Each entry must appear again exactly as it does in the source.
-- -- --
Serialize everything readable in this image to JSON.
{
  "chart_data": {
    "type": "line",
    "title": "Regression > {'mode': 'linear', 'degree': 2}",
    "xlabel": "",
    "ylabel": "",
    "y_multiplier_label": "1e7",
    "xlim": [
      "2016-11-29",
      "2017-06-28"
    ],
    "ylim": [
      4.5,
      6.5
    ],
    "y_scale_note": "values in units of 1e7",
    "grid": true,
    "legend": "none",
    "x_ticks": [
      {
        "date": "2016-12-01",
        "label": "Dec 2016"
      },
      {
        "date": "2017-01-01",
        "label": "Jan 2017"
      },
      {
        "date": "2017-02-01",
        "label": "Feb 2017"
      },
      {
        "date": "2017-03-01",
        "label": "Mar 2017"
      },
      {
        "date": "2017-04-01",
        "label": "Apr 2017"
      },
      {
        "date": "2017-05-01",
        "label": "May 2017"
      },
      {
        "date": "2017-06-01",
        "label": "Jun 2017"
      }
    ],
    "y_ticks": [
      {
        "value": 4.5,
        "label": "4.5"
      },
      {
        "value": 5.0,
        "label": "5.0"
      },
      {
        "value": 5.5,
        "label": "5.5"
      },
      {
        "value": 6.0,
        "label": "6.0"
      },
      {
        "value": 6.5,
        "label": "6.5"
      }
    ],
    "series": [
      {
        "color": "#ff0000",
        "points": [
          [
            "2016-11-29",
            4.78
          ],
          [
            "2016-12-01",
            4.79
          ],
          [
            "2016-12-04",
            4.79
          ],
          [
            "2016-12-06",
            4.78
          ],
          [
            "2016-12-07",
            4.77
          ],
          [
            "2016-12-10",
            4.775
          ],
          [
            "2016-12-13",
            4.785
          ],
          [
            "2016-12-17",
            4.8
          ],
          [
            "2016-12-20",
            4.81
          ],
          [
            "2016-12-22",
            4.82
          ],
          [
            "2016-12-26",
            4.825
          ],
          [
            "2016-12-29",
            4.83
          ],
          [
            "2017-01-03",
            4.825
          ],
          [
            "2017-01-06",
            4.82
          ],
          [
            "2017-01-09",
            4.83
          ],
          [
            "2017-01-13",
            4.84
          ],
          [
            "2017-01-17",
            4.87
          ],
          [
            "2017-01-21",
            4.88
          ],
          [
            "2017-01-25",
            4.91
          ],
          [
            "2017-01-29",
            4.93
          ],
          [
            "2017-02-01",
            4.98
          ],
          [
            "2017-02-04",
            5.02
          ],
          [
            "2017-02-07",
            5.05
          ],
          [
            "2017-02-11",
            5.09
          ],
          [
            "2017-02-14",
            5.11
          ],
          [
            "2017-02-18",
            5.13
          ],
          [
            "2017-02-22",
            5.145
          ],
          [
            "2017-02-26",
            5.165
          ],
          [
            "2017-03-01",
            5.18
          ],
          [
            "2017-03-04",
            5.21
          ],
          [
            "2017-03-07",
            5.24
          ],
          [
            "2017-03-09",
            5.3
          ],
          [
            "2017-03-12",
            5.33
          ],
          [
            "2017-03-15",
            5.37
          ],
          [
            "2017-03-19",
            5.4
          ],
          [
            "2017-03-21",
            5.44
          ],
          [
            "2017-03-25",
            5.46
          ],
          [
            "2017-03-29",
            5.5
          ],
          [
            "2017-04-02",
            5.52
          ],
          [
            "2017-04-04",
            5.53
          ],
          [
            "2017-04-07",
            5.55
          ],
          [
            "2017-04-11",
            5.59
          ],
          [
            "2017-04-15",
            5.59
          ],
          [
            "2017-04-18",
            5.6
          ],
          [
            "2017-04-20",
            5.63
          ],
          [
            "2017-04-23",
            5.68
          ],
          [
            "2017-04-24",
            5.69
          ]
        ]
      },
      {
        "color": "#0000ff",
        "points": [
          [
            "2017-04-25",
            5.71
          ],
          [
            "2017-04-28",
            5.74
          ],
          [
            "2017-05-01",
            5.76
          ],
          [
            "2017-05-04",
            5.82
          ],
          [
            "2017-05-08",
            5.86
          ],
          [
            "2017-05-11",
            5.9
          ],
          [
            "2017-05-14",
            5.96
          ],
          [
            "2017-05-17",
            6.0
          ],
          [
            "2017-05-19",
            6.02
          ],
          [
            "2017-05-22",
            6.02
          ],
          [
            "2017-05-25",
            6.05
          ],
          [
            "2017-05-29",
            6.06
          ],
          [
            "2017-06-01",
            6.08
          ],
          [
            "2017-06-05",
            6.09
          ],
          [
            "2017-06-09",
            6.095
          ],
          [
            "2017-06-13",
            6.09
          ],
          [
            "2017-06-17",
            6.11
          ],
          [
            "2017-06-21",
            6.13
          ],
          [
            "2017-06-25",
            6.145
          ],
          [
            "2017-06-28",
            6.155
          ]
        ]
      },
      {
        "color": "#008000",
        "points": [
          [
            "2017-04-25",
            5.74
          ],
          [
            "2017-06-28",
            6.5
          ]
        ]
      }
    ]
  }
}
-- -- --
## Result below
Serialize everything readable in this image to JSON.
{
  "chart_data": {
    "type": "line",
    "title": "Regression > {'mode': 'linear', 'degree': 2}",
    "xlabel": "",
    "ylabel": "",
    "y_multiplier_label": "1e7",
    "xlim": [
      "2016-11-29",
      "2017-06-28"
    ],
    "ylim": [
      4.5,
      6.5
    ],
    "y_scale_note": "values in units of 1e7",
    "grid": true,
    "legend": "none",
    "x_ticks": [
      {
        "date": "2016-12-01",
        "label": "Dec 2016"
      },
      {
        "date": "2017-01-01",
        "label": "Jan 2017"
      },
      {
        "date": "2017-02-01",
        "label": "Feb 2017"
      },
      {
        "date": "2017-03-01",
        "label": "Mar 2017"
      },
      {
        "date": "2017-04-01",
        "label": "Apr 2017"
      },
      {
        "date": "2017-05-01",
        "label": "May 2017"
      },
      {
        "date": "2017-06-01",
        "label": "Jun 2017"
      }
    ],
    "y_ticks": [
      {
        "value": 4.5,
        "label": "4.5"
      },
      {
        "value": 5.0,
        "label": "5.0"
      },
      {
        "value": 5.5,
        "label": "5.5"
      },
      {
        "value": 6.0,
        "label": "6.0"
      },
      {
        "value": 6.5,
        "label": "6.5"
      }
    ],
    "series": [
      {
        "color": "#ff0000",
        "points": [
          [
            "2016-11-29",
            4.78
          ],
          [
            "2016-12-01",
            4.79
          ],
          [
            "2016-12-04",
            4.79
          ],
          [
            "2016-12-06",
            4.78
          ],
          [
            "2016-12-07",
            4.77
          ],
          [
            "2016-12-10",
            4.775
          ],
          [
            "2016-12-13",
            4.785
          ],
          [
            "2016-12-17",
            4.8
          ],
          [
            "2016-12-20",
            4.81
          ],
          [
            "2016-12-22",
            4.82
          ],
          [
            "2016-12-26",
            4.825
          ],
          [
            "2016-12-29",
            4.83
          ],
          [
            "2017-01-03",
            4.825
          ],
          [
            "2017-01-06",
            4.82
          ],
          [
            "2017-01-09",
            4.83
          ],
          [
            "2017-01-13",
            4.84
          ],
          [
            "2017-01-17",
            4.87
          ],
          [
            "2017-01-21",
            4.88
          ],
          [
            "2017-01-25",
            4.91
          ],
          [
            "2017-01-29",
            4.93
          ],
          [
            "2017-02-01",
            4.98
          ],
          [
            "2017-02-04",
            5.02
          ],
          [
            "2017-02-07",
            5.05
          ],
          [
            "2017-02-11",
            5.09
          ],
          [
            "2017-02-14",
            5.11
          ],
          [
            "2017-02-18",
            5.13
          ],
          [
            "2017-02-22",
            5.145
          ],
          [
            "2017-02-26",
            5.165
          ],
          [
            "2017-03-01",
            5.18
          ],
          [
            "2017-03-04",
            5.21
          ],
          [
            "2017-03-07",
            5.24
          ],
          [
            "2017-03-09",
            5.3
          ],
          [
            "2017-03-12",
            5.33
          ],
          [
            "2017-03-15",
            5.37
          ],
          [
            "2017-03-19",
            5.4
          ],
          [
            "2017-03-21",
            5.44
          ],
          [
            "2017-03-25",
            5.46
          ],
          [
            "2017-03-29",
            5.5
          ],
          [
            "2017-04-02",
            5.52
          ],
          [
            "2017-04-04",
            5.53
          ],
          [
            "2017-04-07",
            5.55
          ],
          [
            "2017-04-11",
            5.59
          ],
          [
            "2017-04-15",
            5.59
          ],
          [
            "2017-04-18",
            5.6
          ],
          [
            "2017-04-20",
            5.63
          ],
          [
            "2017-04-23",
            5.68
          ],
          [
            "2017-04-24",
            5.69
          ]
        ]
      },
      {
        "color": "#0000ff",
        "points": [
          [
            "2017-04-25",
            5.71
          ],
          [
            "2017-04-28",
            5.74
          ],
          [
            "2017-05-01",
            5.76
          ],
          [
            "2017-05-04",
            5.82
          ],
          [
            "2017-05-08",
            5.86
          ],
          [
            "2017-05-11",
            5.9
          ],
          [
            "2017-05-14",
            5.96
          ],
          [
            "2017-05-17",
            6.0
          ],
          [
            "2017-05-19",
            6.02
          ],
          [
            "2017-05-22",
            6.02
          ],
          [
            "2017-05-25",
            6.05
          ],
          [
            "2017-05-29",
            6.06
          ],
          [
            "2017-06-01",
            6.08
          ],
          [
            "2017-06-05",
            6.09
          ],
          [
            "2017-06-09",
            6.095
          ],
          [
            "2017-06-13",
            6.09
          ],
          [
            "2017-06-17",
            6.11
          ],
          [
            "2017-06-21",
            6.13
          ],
          [
            "2017-06-25",
            6.145
          ],
          [
            "2017-06-28",
            6.155
          ]
        ]
      },
      {
        "color": "#008000",
        "points": [
          [
            "2017-04-25",
            5.74
          ],
          [
            "2017-06-28",
            6.5
          ]
        ]
      }
    ]
  }
}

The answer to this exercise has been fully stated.